**SOURCE DATA:**
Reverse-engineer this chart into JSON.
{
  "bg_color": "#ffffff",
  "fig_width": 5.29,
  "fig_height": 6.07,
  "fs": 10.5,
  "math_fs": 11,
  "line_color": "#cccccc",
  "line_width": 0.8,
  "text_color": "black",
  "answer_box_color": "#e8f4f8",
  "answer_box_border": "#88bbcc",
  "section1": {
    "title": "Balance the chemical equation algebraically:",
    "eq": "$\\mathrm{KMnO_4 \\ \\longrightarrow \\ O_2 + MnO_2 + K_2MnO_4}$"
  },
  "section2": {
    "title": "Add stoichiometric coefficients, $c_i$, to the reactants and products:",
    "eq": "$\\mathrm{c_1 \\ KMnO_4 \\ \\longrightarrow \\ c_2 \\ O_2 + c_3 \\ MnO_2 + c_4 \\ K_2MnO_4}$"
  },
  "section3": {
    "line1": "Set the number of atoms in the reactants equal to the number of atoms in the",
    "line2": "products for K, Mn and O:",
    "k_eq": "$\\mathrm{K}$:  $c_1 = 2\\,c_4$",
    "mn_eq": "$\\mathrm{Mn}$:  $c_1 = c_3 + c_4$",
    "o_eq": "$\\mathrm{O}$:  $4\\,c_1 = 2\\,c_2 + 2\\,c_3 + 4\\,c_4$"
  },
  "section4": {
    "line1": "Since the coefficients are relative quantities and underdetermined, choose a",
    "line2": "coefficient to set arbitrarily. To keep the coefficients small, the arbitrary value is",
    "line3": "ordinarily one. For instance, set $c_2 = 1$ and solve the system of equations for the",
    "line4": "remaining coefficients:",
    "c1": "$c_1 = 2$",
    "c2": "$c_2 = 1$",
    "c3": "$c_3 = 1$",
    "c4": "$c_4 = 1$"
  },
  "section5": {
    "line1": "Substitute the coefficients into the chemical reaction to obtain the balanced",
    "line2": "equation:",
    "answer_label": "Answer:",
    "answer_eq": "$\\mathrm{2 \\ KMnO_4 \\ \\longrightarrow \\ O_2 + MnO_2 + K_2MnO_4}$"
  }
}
--
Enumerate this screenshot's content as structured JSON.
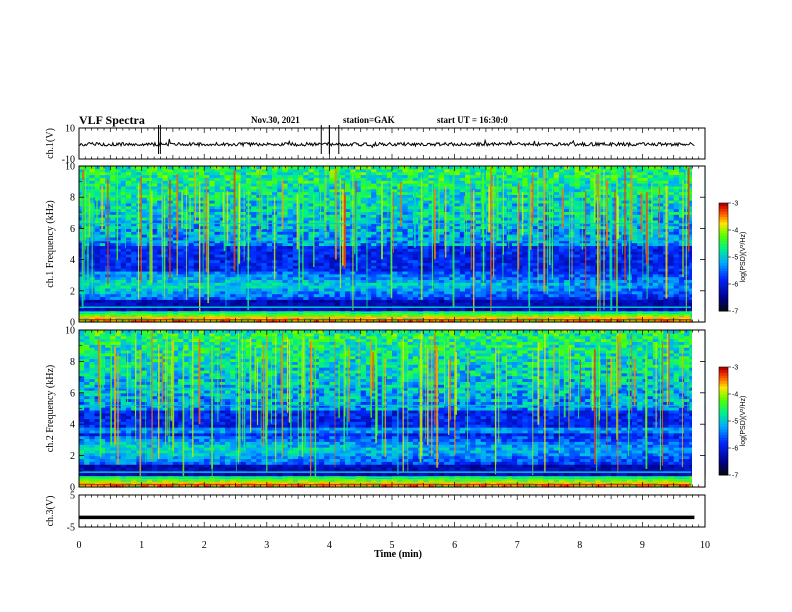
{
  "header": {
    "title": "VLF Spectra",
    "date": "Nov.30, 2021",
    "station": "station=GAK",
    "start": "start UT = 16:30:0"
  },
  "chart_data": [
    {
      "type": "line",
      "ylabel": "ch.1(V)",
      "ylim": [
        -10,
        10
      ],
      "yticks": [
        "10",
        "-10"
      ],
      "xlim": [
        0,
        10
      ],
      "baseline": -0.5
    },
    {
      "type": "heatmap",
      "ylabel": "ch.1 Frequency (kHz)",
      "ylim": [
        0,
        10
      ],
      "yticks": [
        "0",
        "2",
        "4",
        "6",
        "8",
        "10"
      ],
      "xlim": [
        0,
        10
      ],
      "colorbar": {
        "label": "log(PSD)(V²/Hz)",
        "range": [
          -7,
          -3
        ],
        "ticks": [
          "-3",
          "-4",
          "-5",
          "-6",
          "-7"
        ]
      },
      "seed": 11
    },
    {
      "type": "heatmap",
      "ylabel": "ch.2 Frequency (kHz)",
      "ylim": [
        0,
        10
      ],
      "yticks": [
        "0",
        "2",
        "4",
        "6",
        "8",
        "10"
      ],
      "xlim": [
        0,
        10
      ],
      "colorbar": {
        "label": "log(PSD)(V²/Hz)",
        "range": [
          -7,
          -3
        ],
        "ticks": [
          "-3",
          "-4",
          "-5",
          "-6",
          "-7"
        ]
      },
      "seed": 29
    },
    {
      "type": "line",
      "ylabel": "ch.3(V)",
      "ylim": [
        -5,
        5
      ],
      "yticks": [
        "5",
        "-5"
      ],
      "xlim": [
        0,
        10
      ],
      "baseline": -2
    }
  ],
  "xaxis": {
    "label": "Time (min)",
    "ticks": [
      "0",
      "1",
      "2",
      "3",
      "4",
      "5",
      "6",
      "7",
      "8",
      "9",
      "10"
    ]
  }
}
==
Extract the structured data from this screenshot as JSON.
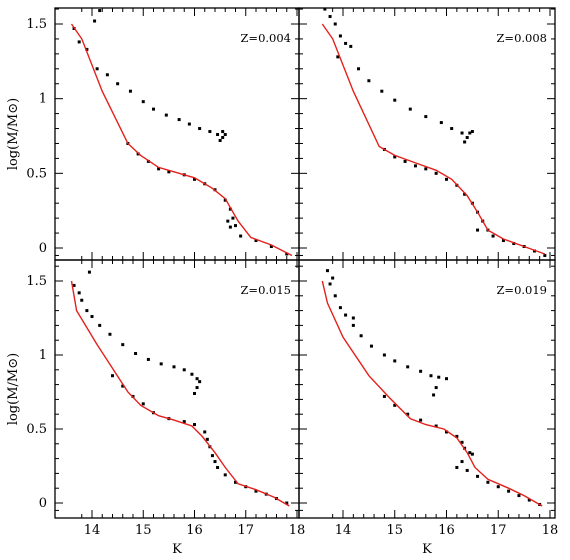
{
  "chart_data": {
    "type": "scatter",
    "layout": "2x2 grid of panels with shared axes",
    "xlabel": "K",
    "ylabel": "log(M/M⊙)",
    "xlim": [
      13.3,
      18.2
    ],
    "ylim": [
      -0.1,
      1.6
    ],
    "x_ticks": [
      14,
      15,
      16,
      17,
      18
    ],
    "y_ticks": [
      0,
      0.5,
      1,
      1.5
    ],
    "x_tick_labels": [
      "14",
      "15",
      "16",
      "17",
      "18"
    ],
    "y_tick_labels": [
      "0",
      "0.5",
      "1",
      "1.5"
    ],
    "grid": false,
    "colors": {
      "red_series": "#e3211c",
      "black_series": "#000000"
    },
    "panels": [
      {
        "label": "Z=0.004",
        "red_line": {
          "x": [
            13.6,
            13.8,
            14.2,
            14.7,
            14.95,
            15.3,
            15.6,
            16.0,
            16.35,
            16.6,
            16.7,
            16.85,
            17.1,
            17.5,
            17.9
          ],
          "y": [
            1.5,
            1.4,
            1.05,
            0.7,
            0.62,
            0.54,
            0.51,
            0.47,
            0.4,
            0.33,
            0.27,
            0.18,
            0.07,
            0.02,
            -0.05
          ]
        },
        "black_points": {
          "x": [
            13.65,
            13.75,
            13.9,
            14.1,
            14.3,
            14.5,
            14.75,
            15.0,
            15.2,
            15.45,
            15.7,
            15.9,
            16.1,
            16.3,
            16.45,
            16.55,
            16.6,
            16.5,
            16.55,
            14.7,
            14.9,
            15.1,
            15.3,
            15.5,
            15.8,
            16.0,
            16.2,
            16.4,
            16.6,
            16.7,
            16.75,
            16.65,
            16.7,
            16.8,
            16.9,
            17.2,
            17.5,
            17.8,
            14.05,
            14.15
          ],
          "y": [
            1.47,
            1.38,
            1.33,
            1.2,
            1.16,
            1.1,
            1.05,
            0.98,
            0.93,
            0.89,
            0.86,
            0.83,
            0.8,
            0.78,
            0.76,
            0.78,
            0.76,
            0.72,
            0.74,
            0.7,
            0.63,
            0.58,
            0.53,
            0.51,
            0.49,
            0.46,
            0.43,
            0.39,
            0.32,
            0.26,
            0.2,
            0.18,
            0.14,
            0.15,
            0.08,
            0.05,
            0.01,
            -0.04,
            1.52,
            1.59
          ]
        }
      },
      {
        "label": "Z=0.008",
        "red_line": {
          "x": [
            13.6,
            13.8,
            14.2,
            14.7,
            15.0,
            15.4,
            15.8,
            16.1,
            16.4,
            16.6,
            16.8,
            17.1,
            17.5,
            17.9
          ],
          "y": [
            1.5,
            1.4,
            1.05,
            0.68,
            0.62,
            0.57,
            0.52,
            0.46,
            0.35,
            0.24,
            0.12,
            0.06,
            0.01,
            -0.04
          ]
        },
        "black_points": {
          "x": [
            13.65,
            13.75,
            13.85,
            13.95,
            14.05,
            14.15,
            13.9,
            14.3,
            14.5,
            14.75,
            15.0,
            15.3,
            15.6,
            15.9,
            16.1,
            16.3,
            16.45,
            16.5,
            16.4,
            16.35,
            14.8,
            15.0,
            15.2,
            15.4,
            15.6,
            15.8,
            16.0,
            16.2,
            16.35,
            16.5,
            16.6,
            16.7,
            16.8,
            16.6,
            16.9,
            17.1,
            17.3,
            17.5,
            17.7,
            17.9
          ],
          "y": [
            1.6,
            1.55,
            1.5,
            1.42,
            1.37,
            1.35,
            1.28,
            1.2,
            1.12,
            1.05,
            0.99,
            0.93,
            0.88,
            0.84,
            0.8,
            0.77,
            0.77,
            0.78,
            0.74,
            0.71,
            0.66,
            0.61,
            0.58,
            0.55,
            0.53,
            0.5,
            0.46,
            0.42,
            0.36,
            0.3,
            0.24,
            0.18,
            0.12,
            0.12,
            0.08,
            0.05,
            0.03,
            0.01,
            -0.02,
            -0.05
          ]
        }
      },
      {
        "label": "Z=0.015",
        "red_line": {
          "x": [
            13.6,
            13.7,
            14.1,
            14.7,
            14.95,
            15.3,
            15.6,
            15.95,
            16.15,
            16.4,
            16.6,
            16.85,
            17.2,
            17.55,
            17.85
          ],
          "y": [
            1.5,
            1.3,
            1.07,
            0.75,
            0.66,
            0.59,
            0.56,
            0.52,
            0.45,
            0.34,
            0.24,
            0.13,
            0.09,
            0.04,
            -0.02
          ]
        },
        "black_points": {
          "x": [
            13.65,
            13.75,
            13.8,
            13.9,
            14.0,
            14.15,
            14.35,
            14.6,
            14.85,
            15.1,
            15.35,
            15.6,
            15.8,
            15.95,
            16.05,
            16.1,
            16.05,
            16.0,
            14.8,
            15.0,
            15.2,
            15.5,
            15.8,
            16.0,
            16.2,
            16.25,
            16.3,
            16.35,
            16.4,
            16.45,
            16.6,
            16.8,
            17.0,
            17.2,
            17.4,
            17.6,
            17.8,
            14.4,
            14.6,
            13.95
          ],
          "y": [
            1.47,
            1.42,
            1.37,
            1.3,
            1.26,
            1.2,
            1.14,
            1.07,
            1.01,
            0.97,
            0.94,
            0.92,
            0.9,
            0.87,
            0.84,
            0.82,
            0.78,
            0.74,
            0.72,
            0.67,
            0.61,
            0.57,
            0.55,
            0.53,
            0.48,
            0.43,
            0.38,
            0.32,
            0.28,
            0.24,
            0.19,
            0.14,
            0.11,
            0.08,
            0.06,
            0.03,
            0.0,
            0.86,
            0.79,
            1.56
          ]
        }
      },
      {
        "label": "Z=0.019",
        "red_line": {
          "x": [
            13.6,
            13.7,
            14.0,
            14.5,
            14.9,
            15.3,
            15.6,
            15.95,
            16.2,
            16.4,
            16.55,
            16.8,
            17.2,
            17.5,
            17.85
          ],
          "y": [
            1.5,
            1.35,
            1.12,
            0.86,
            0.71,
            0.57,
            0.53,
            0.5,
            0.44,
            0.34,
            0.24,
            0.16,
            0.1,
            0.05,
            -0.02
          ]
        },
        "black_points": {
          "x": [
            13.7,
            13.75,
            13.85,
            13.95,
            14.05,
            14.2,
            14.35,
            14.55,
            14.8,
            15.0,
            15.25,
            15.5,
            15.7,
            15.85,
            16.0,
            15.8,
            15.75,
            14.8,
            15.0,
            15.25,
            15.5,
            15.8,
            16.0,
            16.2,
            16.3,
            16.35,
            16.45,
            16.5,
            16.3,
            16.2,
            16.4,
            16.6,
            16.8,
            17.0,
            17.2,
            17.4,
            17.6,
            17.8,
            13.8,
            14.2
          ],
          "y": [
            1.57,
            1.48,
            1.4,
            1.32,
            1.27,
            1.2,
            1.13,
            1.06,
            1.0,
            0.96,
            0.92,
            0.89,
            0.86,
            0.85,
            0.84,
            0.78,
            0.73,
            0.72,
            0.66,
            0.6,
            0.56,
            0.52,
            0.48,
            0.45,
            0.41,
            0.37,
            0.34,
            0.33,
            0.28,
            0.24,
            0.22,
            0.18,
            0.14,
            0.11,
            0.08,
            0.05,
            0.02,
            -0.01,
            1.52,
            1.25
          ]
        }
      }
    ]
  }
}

**PROBLEM TO SOLVE:**
Tally the lines of the listing in which the word "Frequency" occurs, and state the total alone.

**ANSWER FOR THIS EXERCISE:**
2